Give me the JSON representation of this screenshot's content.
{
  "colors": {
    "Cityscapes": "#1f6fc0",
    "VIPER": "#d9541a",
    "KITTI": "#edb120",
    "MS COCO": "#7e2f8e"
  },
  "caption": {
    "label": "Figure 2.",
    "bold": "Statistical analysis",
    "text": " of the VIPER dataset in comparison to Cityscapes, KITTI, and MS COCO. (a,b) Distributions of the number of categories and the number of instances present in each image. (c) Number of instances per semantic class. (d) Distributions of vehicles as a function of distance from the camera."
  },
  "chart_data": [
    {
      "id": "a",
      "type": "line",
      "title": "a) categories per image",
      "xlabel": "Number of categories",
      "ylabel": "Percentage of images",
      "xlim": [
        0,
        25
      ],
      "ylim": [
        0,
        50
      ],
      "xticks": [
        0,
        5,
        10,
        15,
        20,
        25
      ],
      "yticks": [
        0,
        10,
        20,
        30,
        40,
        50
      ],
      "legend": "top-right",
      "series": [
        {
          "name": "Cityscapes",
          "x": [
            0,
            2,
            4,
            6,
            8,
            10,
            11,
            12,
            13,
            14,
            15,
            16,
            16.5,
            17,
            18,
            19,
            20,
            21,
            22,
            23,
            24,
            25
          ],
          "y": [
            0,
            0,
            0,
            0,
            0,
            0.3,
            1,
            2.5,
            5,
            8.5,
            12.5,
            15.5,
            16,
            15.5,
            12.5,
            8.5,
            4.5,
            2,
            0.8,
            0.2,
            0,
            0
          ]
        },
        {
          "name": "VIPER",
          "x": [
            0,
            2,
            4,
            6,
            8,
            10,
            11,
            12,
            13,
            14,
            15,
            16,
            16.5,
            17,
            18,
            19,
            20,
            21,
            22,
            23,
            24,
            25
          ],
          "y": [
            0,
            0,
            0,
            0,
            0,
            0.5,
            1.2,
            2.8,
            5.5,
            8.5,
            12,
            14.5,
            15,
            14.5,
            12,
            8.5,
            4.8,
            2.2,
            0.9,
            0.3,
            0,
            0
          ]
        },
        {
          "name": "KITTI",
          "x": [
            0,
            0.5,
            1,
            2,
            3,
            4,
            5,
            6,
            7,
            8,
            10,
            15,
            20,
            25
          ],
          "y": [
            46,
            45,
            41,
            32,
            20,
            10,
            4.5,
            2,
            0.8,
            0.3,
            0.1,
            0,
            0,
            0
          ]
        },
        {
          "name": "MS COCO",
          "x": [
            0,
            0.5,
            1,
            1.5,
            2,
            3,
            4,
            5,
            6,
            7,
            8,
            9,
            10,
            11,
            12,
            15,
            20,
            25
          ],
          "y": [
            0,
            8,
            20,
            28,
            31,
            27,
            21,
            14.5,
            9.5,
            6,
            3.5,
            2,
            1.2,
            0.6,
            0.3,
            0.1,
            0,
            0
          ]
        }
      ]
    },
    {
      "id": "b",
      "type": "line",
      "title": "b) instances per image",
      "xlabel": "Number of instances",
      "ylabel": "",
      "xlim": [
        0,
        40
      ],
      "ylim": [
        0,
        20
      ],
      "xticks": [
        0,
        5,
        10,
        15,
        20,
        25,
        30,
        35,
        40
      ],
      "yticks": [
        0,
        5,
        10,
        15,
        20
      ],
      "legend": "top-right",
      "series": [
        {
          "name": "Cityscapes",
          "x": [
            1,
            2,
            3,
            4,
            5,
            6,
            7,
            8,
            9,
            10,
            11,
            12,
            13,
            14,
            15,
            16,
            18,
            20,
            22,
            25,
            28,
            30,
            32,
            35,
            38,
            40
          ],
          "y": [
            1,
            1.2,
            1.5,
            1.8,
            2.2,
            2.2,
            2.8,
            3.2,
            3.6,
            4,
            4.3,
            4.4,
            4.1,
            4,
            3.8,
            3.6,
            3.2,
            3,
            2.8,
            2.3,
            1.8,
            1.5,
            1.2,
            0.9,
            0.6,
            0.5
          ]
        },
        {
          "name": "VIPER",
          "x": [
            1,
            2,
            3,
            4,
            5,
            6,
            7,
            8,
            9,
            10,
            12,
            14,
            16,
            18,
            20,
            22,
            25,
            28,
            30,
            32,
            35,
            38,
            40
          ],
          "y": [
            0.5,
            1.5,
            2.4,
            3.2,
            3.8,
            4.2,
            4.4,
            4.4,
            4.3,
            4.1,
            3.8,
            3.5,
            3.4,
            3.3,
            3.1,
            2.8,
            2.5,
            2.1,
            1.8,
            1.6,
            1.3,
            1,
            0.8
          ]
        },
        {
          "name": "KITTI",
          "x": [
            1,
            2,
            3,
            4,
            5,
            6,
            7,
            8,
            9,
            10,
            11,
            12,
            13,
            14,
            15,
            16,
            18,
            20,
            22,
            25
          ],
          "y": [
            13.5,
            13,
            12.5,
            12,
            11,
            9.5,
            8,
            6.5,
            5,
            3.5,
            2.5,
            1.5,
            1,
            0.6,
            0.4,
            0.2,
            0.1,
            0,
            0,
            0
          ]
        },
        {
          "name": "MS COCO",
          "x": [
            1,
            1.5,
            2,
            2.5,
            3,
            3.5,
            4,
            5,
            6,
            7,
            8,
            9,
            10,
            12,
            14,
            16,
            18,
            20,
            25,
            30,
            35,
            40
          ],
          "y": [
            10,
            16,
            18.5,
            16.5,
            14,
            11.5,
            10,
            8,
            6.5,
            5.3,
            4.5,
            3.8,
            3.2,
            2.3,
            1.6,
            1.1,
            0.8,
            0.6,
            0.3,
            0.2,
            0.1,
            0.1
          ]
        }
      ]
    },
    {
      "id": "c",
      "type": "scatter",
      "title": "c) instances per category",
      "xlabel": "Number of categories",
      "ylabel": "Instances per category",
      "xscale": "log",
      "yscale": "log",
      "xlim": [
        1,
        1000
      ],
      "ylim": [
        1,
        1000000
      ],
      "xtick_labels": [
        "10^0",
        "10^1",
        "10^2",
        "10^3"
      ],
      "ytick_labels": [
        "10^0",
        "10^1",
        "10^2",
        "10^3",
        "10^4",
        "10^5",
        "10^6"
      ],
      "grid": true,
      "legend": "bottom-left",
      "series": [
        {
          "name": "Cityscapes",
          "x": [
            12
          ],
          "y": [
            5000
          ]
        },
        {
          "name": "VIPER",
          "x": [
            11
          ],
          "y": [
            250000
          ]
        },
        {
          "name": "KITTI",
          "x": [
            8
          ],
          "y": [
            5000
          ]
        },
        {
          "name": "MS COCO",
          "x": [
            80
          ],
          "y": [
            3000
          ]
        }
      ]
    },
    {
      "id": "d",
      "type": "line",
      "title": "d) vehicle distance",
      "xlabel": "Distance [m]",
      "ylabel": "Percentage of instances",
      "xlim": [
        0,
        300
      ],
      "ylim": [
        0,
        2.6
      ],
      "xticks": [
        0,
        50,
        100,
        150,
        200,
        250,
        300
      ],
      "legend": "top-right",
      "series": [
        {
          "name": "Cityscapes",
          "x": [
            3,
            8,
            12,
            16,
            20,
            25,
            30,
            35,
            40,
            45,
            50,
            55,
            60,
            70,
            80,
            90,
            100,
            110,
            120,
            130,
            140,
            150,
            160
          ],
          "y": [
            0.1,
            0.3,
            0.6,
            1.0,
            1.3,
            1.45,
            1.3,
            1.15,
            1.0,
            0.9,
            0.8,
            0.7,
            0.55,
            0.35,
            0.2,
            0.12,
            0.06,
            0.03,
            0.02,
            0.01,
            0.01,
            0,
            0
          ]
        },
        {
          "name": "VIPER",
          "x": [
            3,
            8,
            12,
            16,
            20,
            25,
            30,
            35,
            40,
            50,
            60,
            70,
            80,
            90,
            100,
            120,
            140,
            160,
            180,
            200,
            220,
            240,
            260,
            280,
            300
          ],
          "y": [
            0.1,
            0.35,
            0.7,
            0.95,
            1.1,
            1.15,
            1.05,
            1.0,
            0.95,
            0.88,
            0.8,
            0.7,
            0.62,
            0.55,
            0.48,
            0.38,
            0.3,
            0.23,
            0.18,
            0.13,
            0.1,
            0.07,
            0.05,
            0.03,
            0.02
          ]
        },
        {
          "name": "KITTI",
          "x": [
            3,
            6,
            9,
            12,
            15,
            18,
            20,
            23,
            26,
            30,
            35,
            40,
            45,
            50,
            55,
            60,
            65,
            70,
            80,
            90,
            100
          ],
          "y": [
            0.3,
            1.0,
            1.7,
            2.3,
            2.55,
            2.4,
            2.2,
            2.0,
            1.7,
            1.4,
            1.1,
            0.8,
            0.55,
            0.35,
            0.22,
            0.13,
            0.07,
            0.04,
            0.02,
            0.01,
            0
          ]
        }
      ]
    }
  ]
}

Exercise objective: Copy down every line of the material above that includes the string "ylabel".

Final answer:
      "ylabel": "Percentage of images",
      "ylabel": "",
      "ylabel": "Instances per category",
      "ylabel": "Percentage of instances",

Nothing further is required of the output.